**The records:**
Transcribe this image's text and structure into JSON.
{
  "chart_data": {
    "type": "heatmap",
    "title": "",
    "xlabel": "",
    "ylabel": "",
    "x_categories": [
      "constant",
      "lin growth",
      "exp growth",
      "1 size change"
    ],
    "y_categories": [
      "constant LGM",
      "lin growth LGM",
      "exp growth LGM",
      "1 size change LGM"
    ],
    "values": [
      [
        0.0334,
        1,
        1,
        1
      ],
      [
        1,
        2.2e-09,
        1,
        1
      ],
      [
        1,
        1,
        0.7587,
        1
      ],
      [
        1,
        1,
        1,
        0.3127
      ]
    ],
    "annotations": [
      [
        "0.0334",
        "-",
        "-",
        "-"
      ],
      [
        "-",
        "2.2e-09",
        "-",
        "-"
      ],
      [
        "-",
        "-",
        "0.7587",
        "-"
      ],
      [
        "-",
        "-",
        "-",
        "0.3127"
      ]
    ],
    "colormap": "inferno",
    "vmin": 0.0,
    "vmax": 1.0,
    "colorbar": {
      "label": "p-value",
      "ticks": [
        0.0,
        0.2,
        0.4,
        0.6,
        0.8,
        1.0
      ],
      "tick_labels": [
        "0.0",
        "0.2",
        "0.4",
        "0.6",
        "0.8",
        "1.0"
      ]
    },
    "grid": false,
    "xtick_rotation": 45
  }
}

**Problem to work on:** Please repeat the listing exactly, with nothing left out.

**Task solution:**
Transcribe this image's text and structure into JSON.
{
  "chart_data": {
    "type": "heatmap",
    "title": "",
    "xlabel": "",
    "ylabel": "",
    "x_categories": [
      "constant",
      "lin growth",
      "exp growth",
      "1 size change"
    ],
    "y_categories": [
      "constant LGM",
      "lin growth LGM",
      "exp growth LGM",
      "1 size change LGM"
    ],
    "values": [
      [
        0.0334,
        1,
        1,
        1
      ],
      [
        1,
        2.2e-09,
        1,
        1
      ],
      [
        1,
        1,
        0.7587,
        1
      ],
      [
        1,
        1,
        1,
        0.3127
      ]
    ],
    "annotations": [
      [
        "0.0334",
        "-",
        "-",
        "-"
      ],
      [
        "-",
        "2.2e-09",
        "-",
        "-"
      ],
      [
        "-",
        "-",
        "0.7587",
        "-"
      ],
      [
        "-",
        "-",
        "-",
        "0.3127"
      ]
    ],
    "colormap": "inferno",
    "vmin": 0.0,
    "vmax": 1.0,
    "colorbar": {
      "label": "p-value",
      "ticks": [
        0.0,
        0.2,
        0.4,
        0.6,
        0.8,
        1.0
      ],
      "tick_labels": [
        "0.0",
        "0.2",
        "0.4",
        "0.6",
        "0.8",
        "1.0"
      ]
    },
    "grid": false,
    "xtick_rotation": 45
  }
}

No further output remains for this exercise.